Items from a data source
• • • •
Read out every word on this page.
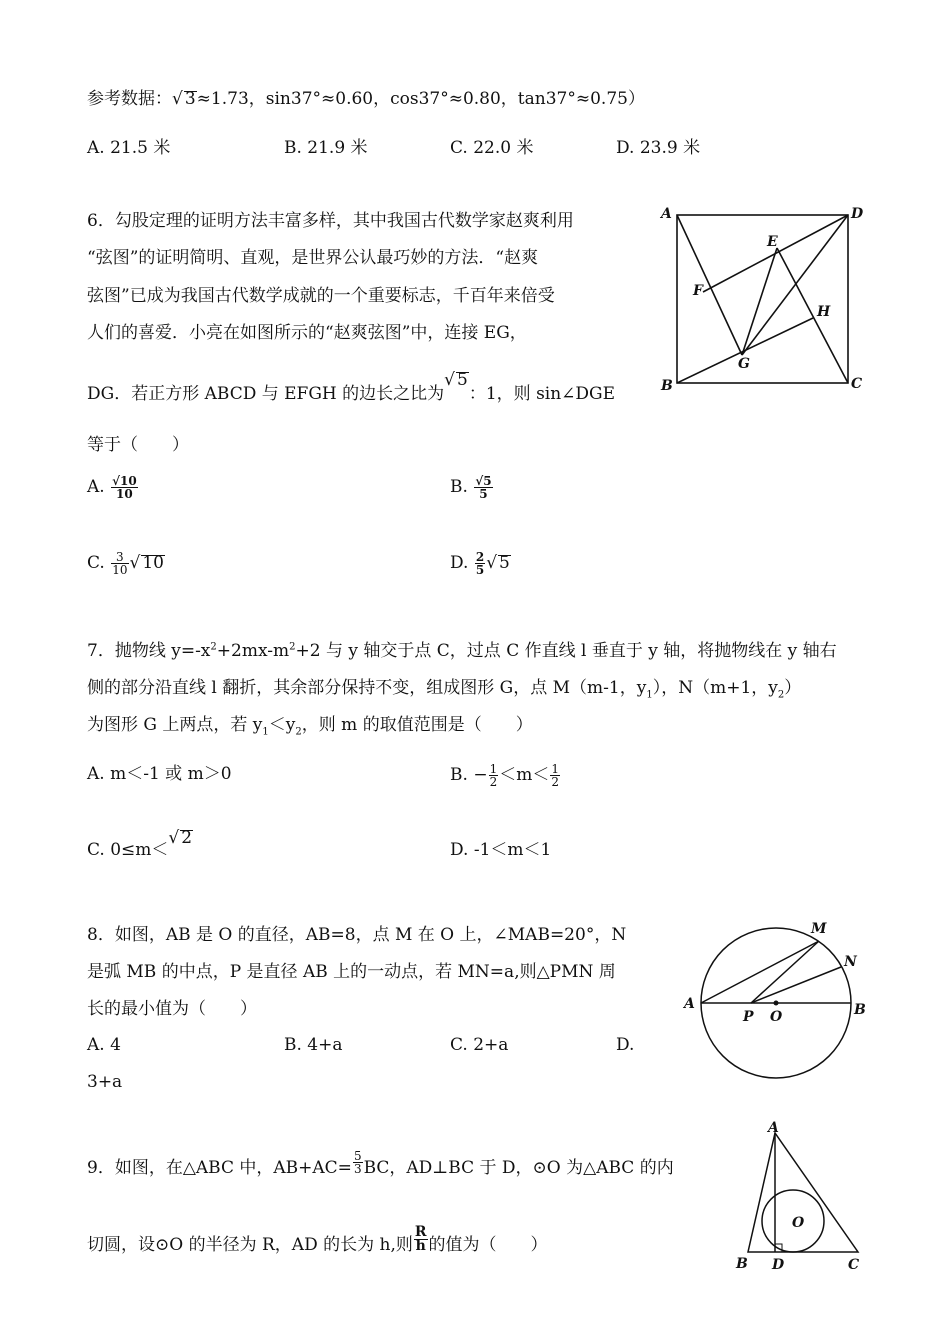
参考数据：√ 3≈1.73，sin37°≈0.60，cos37°≈0.80，tan37°≈0.75）
A. 21.5 米	B. 21.9 米	C. 22.0 米	D. 23.9 米
6．勾股定理的证明方法丰富多样，其中我国古代数学家赵爽利用
“弦图”的证明简明、直观，是世界公认最巧妙的方法．“赵爽
弦图”已成为我国古代数学成就的一个重要标志，千百年来倍受
人们的喜爱．小亮在如图所示的“赵爽弦图”中，连接 EG，
DG．若正方形 ABCD 与 EFGH 的边长之比为√ 5：1，则 sin∠DGE
等于（　　）
A. $\frac{√10}{10}$	B. $\frac{√5}{5}$
C. $\frac{3}{10}$ √ 10	D. $\frac{2}{5}$ √ 5
A	D
B	C
E
F
G
H
7．抛物线 $y=-x^2+2mx-m^2+2$ 与 y 轴交于点 C，过点 C 作直线 l 垂直于 y 轴，将抛物线在 y 轴右
侧的部分沿直线 l 翻折，其余部分保持不变，组成图形 G，点 M（m-1，$y_1$），N（m+1，$y_2$）
为图形 G 上两点，若 $y_1<y_2$，则 m 的取值范围是（　　）
A. m＜-1 或 m＞0	B. − $\frac{1}{2} <m< \frac{1}{2}$
C. 0≤m＜√ 2
D. -1＜m＜1
8．如图，AB 是 O 的直径，AB=8，点 M 在 O 上，∠MAB=20°，N
是弧 MB 的中点，P 是直径 AB 上的一动点，若 MN=a,则△PMN 周
长的最小值为（　　）
A. 4	B. 4+a	C. 2+a	D.
3+a
A	B
M
N
P O
9．如图，在△ABC 中，$AB+AC= \frac{5}{3}$ BC，AD⊥BC 于 D，⊙O 为△ABC 的内
切圆，设⊙O 的半径为 R，AD 的长为 h,则 $\frac{R}{h}$ 的值为（　　）
A
B D	C
O
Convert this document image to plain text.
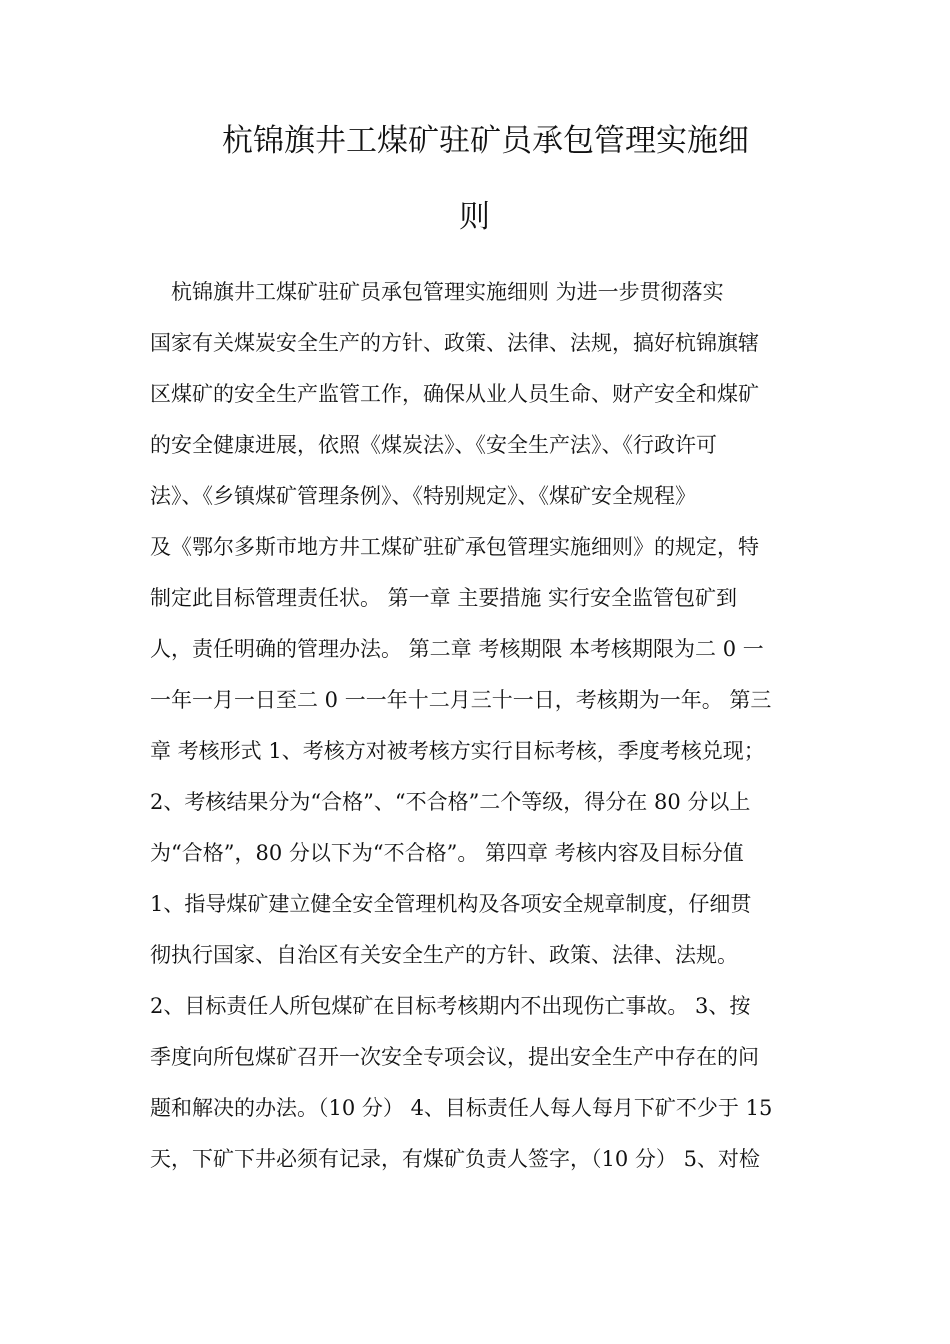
杭锦旗井工煤矿驻矿员承包管理实施细
则
　杭锦旗井工煤矿驻矿员承包管理实施细则 为进一步贯彻落实
国家有关煤炭安全生产的方针、政策、法律、法规，搞好杭锦旗辖
区煤矿的安全生产监管工作，确保从业人员生命、财产安全和煤矿
的安全健康进展，依照《煤炭法》、《安全生产法》、《行政许可
法》、《乡镇煤矿管理条例》、《特别规定》、《煤矿安全规程》
及《鄂尔多斯市地方井工煤矿驻矿承包管理实施细则》的规定，特
制定此目标管理责任状。 第一章 主要措施 实行安全监管包矿到
人，责任明确的管理办法。 第二章 考核期限 本考核期限为二 0 一
一年一月一日至二 0 一一年十二月三十一日，考核期为一年。 第三
章 考核形式 1、考核方对被考核方实行目标考核，季度考核兑现；
2、考核结果分为“合格”、“不合格”二个等级，得分在 80 分以上
为“合格”，80 分以下为“不合格”。 第四章 考核内容及目标分值
1、指导煤矿建立健全安全管理机构及各项安全规章制度，仔细贯
彻执行国家、自治区有关安全生产的方针、政策、法律、法规。
2、目标责任人所包煤矿在目标考核期内不出现伤亡事故。 3、按
季度向所包煤矿召开一次安全专项会议，提出安全生产中存在的问
题和解决的办法。（10 分） 4、目标责任人每人每月下矿不少于 15
天，下矿下井必须有记录，有煤矿负责人签字，（10 分） 5、对检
• • • •
• [Exercise details]: Omit any images, then output the listing exactly.

• [In response]:
Read out every word on this page.
参考数据：√ 3≈1.73，sin37°≈0.60，cos37°≈0.80，tan37°≈0.75）
A. 21.5 米	B. 21.9 米	C. 22.0 米	D. 23.9 米
6．勾股定理的证明方法丰富多样，其中我国古代数学家赵爽利用
“弦图”的证明简明、直观，是世界公认最巧妙的方法．“赵爽
弦图”已成为我国古代数学成就的一个重要标志，千百年来倍受
人们的喜爱．小亮在如图所示的“赵爽弦图”中，连接 EG，
DG．若正方形 ABCD 与 EFGH 的边长之比为√ 5：1，则 sin∠DGE
等于（　　）
A. $\frac{√10}{10}$	B. $\frac{√5}{5}$
C. $\frac{3}{10}$ √ 10	D. $\frac{2}{5}$ √ 5
A	D
B	C
E
F
G
H
7．抛物线 $y=-x^2+2mx-m^2+2$ 与 y 轴交于点 C，过点 C 作直线 l 垂直于 y 轴，将抛物线在 y 轴右
侧的部分沿直线 l 翻折，其余部分保持不变，组成图形 G，点 M（m-1，$y_1$），N（m+1，$y_2$）
为图形 G 上两点，若 $y_1<y_2$，则 m 的取值范围是（　　）
A. m＜-1 或 m＞0	B. − $\frac{1}{2} <m< \frac{1}{2}$
C. 0≤m＜√ 2
D. -1＜m＜1
8．如图，AB 是 O 的直径，AB=8，点 M 在 O 上，∠MAB=20°，N
是弧 MB 的中点，P 是直径 AB 上的一动点，若 MN=a,则△PMN 周
长的最小值为（　　）
A. 4	B. 4+a	C. 2+a	D.
3+a
A	B
M
N
P O
9．如图，在△ABC 中，$AB+AC= \frac{5}{3}$ BC，AD⊥BC 于 D，⊙O 为△ABC 的内
切圆，设⊙O 的半径为 R，AD 的长为 h,则 $\frac{R}{h}$ 的值为（　　）
A
B D	C
O
Convert this document image to plain text.
杭锦旗井工煤矿驻矿员承包管理实施细
则
　杭锦旗井工煤矿驻矿员承包管理实施细则 为进一步贯彻落实
国家有关煤炭安全生产的方针、政策、法律、法规，搞好杭锦旗辖
区煤矿的安全生产监管工作，确保从业人员生命、财产安全和煤矿
的安全健康进展，依照《煤炭法》、《安全生产法》、《行政许可
法》、《乡镇煤矿管理条例》、《特别规定》、《煤矿安全规程》
及《鄂尔多斯市地方井工煤矿驻矿承包管理实施细则》的规定，特
制定此目标管理责任状。 第一章 主要措施 实行安全监管包矿到
人，责任明确的管理办法。 第二章 考核期限 本考核期限为二 0 一
一年一月一日至二 0 一一年十二月三十一日，考核期为一年。 第三
章 考核形式 1、考核方对被考核方实行目标考核，季度考核兑现；
2、考核结果分为“合格”、“不合格”二个等级，得分在 80 分以上
为“合格”，80 分以下为“不合格”。 第四章 考核内容及目标分值
1、指导煤矿建立健全安全管理机构及各项安全规章制度，仔细贯
彻执行国家、自治区有关安全生产的方针、政策、法律、法规。
2、目标责任人所包煤矿在目标考核期内不出现伤亡事故。 3、按
季度向所包煤矿召开一次安全专项会议，提出安全生产中存在的问
题和解决的办法。（10 分） 4、目标责任人每人每月下矿不少于 15
天，下矿下井必须有记录，有煤矿负责人签字，（10 分） 5、对检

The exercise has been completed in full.